== Data to use

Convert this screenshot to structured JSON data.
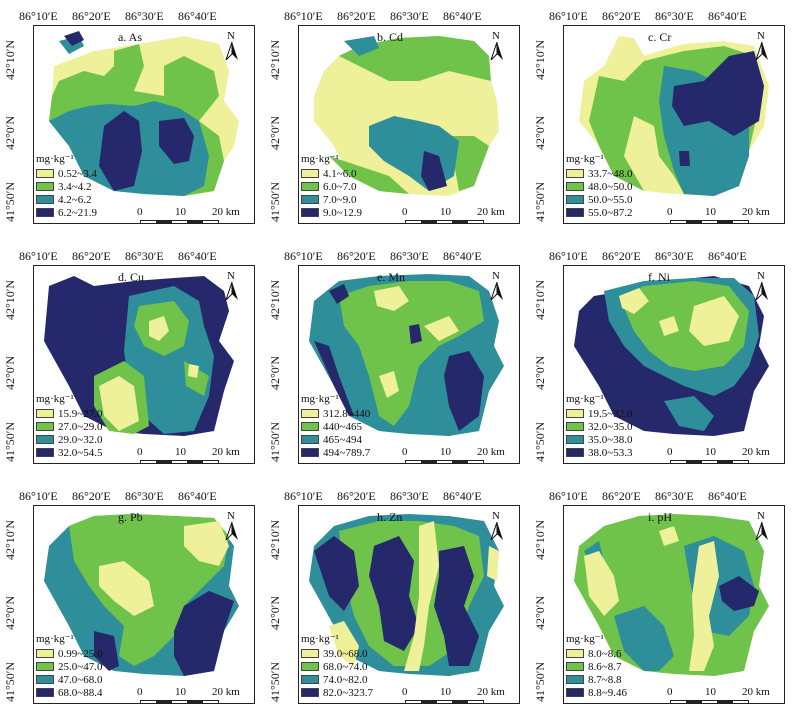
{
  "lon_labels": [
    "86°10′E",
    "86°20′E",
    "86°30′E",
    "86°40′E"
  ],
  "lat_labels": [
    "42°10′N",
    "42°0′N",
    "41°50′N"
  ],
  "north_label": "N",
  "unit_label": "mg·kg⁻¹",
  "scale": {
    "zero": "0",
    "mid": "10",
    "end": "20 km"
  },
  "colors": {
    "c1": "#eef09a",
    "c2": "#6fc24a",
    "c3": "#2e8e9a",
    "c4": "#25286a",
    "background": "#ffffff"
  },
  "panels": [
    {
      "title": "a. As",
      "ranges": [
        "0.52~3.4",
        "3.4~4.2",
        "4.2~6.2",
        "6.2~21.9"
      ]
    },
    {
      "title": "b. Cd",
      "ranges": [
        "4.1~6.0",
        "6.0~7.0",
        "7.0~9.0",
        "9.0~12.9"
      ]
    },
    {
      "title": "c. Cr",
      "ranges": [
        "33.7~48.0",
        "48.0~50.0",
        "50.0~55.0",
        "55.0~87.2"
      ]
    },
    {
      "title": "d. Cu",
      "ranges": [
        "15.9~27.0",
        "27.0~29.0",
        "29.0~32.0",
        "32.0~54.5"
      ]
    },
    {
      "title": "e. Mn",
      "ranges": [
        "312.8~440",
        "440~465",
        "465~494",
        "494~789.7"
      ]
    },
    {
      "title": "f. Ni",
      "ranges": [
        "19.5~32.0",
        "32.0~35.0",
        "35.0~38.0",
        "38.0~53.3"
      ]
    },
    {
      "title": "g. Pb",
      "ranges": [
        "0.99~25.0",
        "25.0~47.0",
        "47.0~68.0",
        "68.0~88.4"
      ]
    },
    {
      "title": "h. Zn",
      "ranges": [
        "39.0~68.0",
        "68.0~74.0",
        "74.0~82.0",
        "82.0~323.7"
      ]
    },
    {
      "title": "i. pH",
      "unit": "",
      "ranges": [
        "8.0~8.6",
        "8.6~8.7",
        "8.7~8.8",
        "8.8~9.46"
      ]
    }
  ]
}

====

Aim of the task:
Reproduce all entries without any change, and omit the pictures.

Task answer:
Convert this screenshot to structured JSON data.
{
  "lon_labels": [
    "86°10′E",
    "86°20′E",
    "86°30′E",
    "86°40′E"
  ],
  "lat_labels": [
    "42°10′N",
    "42°0′N",
    "41°50′N"
  ],
  "north_label": "N",
  "unit_label": "mg·kg⁻¹",
  "scale": {
    "zero": "0",
    "mid": "10",
    "end": "20 km"
  },
  "colors": {
    "c1": "#eef09a",
    "c2": "#6fc24a",
    "c3": "#2e8e9a",
    "c4": "#25286a",
    "background": "#ffffff"
  },
  "panels": [
    {
      "title": "a. As",
      "ranges": [
        "0.52~3.4",
        "3.4~4.2",
        "4.2~6.2",
        "6.2~21.9"
      ]
    },
    {
      "title": "b. Cd",
      "ranges": [
        "4.1~6.0",
        "6.0~7.0",
        "7.0~9.0",
        "9.0~12.9"
      ]
    },
    {
      "title": "c. Cr",
      "ranges": [
        "33.7~48.0",
        "48.0~50.0",
        "50.0~55.0",
        "55.0~87.2"
      ]
    },
    {
      "title": "d. Cu",
      "ranges": [
        "15.9~27.0",
        "27.0~29.0",
        "29.0~32.0",
        "32.0~54.5"
      ]
    },
    {
      "title": "e. Mn",
      "ranges": [
        "312.8~440",
        "440~465",
        "465~494",
        "494~789.7"
      ]
    },
    {
      "title": "f. Ni",
      "ranges": [
        "19.5~32.0",
        "32.0~35.0",
        "35.0~38.0",
        "38.0~53.3"
      ]
    },
    {
      "title": "g. Pb",
      "ranges": [
        "0.99~25.0",
        "25.0~47.0",
        "47.0~68.0",
        "68.0~88.4"
      ]
    },
    {
      "title": "h. Zn",
      "ranges": [
        "39.0~68.0",
        "68.0~74.0",
        "74.0~82.0",
        "82.0~323.7"
      ]
    },
    {
      "title": "i. pH",
      "unit": "",
      "ranges": [
        "8.0~8.6",
        "8.6~8.7",
        "8.7~8.8",
        "8.8~9.46"
      ]
    }
  ]
}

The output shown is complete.